> **DATA PROVIDED**:
◆ ◆ ◆ ◆ ◆ ◆ ◆

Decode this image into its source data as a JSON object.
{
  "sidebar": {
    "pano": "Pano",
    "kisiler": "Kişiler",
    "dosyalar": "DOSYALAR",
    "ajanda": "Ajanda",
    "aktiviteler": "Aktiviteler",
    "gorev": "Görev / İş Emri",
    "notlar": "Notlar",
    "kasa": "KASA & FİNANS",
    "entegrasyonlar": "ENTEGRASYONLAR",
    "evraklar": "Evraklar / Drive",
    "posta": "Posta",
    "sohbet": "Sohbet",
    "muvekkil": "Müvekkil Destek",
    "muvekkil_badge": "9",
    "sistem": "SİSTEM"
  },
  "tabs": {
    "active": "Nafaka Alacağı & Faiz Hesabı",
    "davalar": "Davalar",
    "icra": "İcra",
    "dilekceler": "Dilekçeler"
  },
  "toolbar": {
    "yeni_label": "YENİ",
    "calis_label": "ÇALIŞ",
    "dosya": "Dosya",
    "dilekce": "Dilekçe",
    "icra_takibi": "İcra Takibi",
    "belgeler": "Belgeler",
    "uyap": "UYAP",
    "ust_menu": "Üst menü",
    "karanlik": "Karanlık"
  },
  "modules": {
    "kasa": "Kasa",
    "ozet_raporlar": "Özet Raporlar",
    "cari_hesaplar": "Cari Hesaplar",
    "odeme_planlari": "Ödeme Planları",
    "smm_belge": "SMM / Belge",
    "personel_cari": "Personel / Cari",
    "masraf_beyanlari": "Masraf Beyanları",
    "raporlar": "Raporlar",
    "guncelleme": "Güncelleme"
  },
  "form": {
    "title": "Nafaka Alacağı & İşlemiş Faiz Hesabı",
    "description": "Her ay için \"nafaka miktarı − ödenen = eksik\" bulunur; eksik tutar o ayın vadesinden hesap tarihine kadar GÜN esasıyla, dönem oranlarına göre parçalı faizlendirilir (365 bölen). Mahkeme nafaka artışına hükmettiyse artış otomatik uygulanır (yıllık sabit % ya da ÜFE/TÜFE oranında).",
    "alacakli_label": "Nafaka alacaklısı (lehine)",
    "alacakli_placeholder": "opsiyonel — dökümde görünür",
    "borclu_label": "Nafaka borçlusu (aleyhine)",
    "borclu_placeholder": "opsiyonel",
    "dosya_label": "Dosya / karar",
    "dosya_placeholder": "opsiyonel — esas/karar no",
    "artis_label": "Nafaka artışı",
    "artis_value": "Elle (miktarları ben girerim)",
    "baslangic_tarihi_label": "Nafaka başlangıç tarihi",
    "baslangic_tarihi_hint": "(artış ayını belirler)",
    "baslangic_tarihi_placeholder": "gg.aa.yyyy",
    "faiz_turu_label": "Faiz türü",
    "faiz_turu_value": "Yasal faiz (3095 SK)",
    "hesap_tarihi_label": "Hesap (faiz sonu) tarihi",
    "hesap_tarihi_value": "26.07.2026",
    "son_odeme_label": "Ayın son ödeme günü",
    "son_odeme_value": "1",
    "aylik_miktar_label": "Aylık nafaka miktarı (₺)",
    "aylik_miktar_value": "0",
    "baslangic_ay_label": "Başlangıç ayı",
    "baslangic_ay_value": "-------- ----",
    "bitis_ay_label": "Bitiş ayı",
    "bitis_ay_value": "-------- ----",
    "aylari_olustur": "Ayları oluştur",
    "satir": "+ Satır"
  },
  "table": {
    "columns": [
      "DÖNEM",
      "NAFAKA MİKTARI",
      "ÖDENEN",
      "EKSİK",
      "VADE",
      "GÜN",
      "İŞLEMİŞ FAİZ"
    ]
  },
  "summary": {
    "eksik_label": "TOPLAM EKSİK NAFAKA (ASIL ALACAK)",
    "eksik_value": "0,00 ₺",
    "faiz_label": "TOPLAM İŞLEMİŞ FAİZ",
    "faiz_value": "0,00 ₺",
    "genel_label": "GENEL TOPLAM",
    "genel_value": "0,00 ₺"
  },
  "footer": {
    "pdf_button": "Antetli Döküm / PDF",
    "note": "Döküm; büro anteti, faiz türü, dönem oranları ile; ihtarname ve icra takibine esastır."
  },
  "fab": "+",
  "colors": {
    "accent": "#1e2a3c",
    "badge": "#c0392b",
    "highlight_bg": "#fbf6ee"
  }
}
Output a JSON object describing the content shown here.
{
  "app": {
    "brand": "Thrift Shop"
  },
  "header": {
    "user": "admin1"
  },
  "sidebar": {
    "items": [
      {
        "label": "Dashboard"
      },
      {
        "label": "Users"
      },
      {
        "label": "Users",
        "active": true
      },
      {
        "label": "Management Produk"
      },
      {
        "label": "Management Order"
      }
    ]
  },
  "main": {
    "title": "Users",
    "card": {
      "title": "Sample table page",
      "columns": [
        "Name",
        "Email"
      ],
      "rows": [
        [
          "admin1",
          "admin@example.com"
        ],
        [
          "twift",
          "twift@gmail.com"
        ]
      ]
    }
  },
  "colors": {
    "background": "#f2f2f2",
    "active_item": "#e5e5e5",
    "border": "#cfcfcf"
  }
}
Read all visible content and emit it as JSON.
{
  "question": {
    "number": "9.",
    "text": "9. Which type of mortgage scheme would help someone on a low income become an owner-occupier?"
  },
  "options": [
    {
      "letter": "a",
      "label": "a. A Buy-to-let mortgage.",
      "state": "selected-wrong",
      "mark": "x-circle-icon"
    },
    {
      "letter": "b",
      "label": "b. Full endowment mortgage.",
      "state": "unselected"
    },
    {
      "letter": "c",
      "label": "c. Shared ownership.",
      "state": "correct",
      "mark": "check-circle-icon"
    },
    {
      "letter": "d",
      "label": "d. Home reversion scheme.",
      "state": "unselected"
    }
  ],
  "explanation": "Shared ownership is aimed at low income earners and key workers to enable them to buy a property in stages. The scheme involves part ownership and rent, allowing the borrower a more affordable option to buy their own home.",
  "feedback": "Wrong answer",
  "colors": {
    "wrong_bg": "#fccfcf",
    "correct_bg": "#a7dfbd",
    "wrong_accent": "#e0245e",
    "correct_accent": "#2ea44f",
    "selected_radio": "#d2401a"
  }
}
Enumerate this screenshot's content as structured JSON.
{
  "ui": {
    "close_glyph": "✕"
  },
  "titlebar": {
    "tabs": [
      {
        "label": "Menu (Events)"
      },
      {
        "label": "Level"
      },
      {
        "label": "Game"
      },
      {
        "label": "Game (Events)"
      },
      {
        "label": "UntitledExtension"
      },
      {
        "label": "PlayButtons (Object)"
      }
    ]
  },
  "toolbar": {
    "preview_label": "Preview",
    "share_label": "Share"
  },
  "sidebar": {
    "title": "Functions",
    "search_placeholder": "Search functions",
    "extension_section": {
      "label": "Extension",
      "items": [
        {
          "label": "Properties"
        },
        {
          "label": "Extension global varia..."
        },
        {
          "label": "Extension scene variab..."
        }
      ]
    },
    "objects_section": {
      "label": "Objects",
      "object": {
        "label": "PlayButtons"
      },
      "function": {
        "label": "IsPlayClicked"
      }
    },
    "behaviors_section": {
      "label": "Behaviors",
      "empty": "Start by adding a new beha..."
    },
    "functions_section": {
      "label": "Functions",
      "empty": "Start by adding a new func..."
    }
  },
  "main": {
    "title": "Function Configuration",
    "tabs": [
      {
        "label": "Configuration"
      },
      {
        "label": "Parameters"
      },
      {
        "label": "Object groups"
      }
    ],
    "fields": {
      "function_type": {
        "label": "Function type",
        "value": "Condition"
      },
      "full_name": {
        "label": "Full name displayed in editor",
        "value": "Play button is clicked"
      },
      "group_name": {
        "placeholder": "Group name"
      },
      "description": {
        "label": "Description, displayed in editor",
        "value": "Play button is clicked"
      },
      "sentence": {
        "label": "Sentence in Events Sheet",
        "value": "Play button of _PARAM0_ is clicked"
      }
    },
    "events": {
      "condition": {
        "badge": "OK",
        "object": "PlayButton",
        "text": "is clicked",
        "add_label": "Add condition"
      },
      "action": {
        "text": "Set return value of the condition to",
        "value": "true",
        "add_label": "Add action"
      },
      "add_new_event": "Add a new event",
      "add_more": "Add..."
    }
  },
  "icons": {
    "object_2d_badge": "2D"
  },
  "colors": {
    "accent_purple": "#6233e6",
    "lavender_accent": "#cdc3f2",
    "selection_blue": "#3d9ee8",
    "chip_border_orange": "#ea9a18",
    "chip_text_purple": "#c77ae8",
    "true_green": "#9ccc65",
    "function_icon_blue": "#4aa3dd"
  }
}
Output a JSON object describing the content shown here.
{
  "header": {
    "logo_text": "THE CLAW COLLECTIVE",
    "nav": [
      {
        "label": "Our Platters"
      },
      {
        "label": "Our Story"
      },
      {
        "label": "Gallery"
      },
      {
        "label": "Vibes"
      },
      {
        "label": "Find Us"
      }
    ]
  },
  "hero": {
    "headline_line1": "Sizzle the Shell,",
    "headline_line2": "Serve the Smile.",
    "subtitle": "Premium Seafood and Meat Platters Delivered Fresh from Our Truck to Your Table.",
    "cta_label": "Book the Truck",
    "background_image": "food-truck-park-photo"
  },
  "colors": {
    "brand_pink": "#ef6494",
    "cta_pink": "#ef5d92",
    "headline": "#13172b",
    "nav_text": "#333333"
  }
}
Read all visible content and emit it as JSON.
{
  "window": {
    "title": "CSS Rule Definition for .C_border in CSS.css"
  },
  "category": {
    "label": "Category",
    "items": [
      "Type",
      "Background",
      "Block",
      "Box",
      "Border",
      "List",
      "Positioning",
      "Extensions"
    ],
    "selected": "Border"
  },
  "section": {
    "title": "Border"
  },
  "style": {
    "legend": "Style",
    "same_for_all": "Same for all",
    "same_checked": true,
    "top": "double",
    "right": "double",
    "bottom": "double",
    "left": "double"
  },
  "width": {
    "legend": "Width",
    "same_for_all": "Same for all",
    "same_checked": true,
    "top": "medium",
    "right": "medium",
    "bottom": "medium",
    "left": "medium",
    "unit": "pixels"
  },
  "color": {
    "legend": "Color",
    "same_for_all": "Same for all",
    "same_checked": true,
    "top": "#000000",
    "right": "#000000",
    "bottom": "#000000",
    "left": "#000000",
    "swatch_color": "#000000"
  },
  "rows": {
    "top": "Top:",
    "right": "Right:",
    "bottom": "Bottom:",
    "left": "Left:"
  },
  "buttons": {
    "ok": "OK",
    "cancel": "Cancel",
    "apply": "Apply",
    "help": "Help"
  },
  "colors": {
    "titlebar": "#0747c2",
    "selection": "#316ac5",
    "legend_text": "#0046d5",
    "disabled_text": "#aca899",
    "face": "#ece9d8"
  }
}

◆ ◆ ◆ ◆ ◆ ◆ ◆

Read the entries and select each line where the word "PlayButtons" is found.

        "label": "PlayButtons (Object)"
        "label": "PlayButtons"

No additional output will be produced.